- TEXTE À LIRE
-*-*-
Il étend la main vers un coquillage, […] le porte à son oreille. […]
- Pure légende, dit-il. Ce n’est pas le bruit de la mer que vous entendez : c’est le bruit du sang.
- Bon, dit Abel, est-ce que ce n’est pas la même chose.
Hervé Bazin, Les Bienheureux de la désolation

À l’exemple de l’ange des Ailes du désir, Theodore sait capter et partager les pensées et émotions de ceux dont il écrit les lettres en tentant d’harmoniser leurs vies, ou celles des inconnus qu’il croise sur son chemin et qu’il ne reverra jamais. En même temps il ne cesse, au travers de son oreillette, d’intercepter des flots de murmures - informations, publicités, messages, musiques... - émanant de la "Ville" : un espace urbain qu’il parcourt en tous sens et qui, du haut de chez lui, impose sa présence, avec tous ses buildings vus de jour ou de nuit. Et, dès lors que cette ville s’appelle "Los Angeles", on pourrait supposer que toutes ces voix qui lui parviennent sont celles des "anges". Reste à savoir s’il s’agit vraiment de messages célestes, ou si elles ne montent pas plutôt des entrailles de la cité et des serveurs qui s’y dissimulent.

Parmi cette profusion de voix, celle de Samantha, « qui n’est que la voix d’une machine », s’impose et se fait plus intime. Elle s’introduit d’emblée (mais non sans en solliciter l’autorisation) dans le disque dur de Theodore et va dès lors l’accompagner dans sa vie quotidienne, commentant ses expériences, relisant ce qu’il écrit, formulant ses doutes, le conseillant ou blaguant avec lui. Sa présence lui devient indispensable tout autant que celles de la déesse Athéna pour guider Ulysse ou Jason dans leurs navigations, ou de saint Michel pour notifier sa mission à Jeanne d’Arc.

Mais qui parle réellement ? Si ce n’est le timbre de cette voix, bien distincte de celle de Theodore, cette façon d’intervenir fait écho aux voix off qui permettaient déjà au réalisateur, dans Adaptation., d’exprimer l’indécision de ses personnages : une façon d’amplifier le flux de la pensée. Et, dans la mesure où le héros est également un auteur qui, en quelque sorte, sur le mode de la fiction, écrit lui aussi sa propre vie, elle pourrait bien incarner sa Muse, celle qui l’inspire et qui répond à son besoin de s’inventer une histoire, un leurre, un refuge contre le monde qui l’entoure.
-*-*-
- CONSIGNE
Prolongez le texte consacré à Theodore et à la voix de Samantha en reprenant juste après sa dernière phrase.
-*-*-
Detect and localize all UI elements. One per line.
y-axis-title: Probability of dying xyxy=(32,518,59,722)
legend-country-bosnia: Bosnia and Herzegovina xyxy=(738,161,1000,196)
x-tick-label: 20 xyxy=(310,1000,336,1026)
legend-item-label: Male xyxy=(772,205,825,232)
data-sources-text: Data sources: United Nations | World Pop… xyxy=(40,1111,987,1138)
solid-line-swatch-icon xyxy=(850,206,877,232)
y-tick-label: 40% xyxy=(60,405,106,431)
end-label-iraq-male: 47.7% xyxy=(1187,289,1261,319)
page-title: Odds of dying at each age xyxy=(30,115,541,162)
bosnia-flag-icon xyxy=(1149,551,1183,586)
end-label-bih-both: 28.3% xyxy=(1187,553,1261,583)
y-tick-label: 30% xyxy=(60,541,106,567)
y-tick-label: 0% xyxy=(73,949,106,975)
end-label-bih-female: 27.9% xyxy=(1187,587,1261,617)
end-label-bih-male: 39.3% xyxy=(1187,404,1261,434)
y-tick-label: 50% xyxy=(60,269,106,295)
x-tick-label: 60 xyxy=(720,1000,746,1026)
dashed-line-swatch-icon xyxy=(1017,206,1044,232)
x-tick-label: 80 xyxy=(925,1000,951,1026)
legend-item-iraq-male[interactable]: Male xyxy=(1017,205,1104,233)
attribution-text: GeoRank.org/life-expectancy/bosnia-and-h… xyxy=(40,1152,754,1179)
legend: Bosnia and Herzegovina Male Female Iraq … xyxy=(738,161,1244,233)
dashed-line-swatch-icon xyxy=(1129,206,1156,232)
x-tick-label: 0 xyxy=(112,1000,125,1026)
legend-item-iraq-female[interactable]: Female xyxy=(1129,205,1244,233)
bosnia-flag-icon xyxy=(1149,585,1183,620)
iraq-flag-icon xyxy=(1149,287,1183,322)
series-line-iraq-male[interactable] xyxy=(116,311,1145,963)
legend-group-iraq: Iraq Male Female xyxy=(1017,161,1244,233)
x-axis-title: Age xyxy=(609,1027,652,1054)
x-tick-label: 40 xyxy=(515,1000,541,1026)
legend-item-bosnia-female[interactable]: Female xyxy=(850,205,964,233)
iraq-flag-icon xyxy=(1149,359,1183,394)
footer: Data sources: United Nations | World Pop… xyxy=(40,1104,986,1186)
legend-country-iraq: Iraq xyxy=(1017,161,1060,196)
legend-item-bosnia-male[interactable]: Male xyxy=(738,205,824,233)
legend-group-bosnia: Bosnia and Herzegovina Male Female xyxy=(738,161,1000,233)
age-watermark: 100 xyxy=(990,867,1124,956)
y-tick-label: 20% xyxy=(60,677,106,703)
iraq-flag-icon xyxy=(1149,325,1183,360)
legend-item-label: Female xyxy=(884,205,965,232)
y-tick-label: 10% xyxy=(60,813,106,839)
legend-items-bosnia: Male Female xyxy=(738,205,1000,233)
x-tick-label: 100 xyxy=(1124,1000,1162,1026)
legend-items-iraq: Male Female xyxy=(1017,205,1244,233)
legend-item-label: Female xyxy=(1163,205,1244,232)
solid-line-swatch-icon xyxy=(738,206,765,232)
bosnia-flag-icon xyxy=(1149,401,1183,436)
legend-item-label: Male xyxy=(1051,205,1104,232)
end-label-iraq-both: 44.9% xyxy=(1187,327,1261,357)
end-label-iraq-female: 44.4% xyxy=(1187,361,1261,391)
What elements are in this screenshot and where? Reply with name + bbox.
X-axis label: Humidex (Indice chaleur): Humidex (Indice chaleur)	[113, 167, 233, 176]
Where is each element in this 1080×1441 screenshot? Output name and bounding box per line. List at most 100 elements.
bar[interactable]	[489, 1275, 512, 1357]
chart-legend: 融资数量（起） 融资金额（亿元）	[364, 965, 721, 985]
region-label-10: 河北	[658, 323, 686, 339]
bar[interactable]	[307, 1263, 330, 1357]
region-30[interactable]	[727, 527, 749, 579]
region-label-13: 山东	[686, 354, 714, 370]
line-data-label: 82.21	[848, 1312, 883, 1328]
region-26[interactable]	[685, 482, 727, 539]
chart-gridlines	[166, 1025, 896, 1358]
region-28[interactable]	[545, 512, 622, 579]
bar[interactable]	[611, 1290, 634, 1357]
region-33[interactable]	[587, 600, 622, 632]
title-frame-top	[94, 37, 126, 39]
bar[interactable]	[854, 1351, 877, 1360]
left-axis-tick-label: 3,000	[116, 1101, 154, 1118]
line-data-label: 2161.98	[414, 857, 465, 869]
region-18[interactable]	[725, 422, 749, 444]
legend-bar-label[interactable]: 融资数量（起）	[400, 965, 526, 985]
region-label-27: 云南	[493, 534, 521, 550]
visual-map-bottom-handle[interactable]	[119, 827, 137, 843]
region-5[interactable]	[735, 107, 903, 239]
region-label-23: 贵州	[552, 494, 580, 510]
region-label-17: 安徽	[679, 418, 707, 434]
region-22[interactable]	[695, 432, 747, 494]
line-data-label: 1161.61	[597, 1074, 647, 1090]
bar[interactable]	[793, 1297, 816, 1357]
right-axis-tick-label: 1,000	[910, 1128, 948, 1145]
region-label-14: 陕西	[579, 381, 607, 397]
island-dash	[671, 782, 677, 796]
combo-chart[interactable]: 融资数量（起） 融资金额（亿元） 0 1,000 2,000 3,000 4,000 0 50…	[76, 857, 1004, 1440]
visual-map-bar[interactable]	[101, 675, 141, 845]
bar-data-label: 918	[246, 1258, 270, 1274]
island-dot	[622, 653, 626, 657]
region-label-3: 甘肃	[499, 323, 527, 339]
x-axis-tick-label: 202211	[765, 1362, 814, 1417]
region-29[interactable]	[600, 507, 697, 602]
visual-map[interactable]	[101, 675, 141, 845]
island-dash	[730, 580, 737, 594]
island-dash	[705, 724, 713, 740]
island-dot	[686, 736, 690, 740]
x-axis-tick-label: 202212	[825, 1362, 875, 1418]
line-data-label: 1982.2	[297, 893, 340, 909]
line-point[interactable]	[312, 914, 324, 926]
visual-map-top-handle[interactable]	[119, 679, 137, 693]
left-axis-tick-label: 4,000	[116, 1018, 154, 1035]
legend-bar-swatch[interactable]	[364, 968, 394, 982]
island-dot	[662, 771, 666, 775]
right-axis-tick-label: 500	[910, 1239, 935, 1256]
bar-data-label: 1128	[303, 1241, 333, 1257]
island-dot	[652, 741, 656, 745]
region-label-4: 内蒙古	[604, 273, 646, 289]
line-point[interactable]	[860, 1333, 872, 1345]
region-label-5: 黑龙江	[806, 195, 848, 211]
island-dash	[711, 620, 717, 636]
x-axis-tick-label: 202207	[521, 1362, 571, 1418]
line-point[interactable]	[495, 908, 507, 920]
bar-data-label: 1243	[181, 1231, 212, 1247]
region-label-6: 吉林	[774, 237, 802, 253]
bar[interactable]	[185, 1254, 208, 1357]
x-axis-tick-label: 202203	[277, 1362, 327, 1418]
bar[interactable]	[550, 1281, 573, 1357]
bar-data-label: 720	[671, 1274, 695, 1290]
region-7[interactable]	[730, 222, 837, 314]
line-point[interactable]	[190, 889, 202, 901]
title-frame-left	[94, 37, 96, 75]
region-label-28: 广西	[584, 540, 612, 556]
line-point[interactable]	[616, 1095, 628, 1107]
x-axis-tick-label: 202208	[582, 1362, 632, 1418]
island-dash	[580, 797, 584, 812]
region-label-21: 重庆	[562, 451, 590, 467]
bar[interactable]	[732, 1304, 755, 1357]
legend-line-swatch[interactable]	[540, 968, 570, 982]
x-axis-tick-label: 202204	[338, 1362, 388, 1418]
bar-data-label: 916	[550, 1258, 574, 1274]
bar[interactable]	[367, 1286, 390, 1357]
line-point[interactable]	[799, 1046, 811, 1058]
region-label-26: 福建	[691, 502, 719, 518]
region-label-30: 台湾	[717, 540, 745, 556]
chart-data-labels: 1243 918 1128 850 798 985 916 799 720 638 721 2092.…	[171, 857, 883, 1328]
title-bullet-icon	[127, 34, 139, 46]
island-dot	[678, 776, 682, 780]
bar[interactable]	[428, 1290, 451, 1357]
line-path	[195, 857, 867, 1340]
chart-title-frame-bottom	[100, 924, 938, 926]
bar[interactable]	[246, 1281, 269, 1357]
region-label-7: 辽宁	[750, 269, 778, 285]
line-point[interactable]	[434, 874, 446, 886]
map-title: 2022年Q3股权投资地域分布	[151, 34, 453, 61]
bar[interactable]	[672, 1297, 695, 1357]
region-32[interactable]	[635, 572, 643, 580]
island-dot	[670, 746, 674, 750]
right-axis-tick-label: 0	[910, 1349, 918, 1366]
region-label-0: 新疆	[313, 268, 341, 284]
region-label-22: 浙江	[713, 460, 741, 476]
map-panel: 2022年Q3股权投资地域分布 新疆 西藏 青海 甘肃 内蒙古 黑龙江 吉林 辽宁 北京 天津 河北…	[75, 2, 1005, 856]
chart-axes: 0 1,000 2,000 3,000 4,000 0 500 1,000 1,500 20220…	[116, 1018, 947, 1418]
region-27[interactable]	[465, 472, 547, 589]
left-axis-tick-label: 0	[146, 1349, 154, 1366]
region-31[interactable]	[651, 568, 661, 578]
-*-*-
- RÉPONSE
Une façon finalement de se refermer sur soi. Comme l’analyse Serge Tisseron, « quand le héros doit converser avec cette intelligence artificielle, il ne converse en réalité qu’avec lui-même. » Ce n’est pas par hasard si c’est souvent en s’abandonnant, la tête sur l’oreiller ou sur le sable, qu’il s’adresse à elle ou qu’elle le sollicite. Et c’est peut-être pour la même raison que, lorsque sa copine Amy filme sa mère, elle la montre endormie, plongée dans un sommeil protecteur. On sait bien que c’est à la tombée de la nuit, sur les rives de la somnolence, que les dieux, ou les démons, aiment venir nous visiter…

Épiphanie

Objets inanimés, avez-vous donc une âme
Qui s'attache à notre âme et la force d'aimer ?...
Alphonse de Lamartine, Milly ou la Terre natale, Harmonies poétiques et religieuses

Nombreux sont ceux qui, dès aujourd’hui, inséparables de leurs smartphones dont ils sont pour ainsi dire amoureux, leur vouent une véritable vénération. Comme sans doute les habitants du monde à venir, Theodore éprouve tout autant l’impérieux besoin d’être "connecté" pour se sentir vivre. Très vite il ne peut plus se passer de ses conversations avec cette compagne électronique dont il porte le regard dans sa poche-poitrine, sur son cœur, et qui lui susurre des mots doux au creux de l’oreille. Il éprouve une véritable fascination pour cet être supérieur et inconnaissable, inaccessible, qui se manifeste et qui représente pour lui le fantasme masculin de la femme idéale.

Une porte s’ouvre soudain pour Theodore qui l’entraîne vers l’infini, un accès encore plus subtil et plus parfait que ce tunnel que l’on devait emprunter dans le premier film de Spike Jonze pour aller vers, et entrer dans la prestigieuse personne de John Malkovich.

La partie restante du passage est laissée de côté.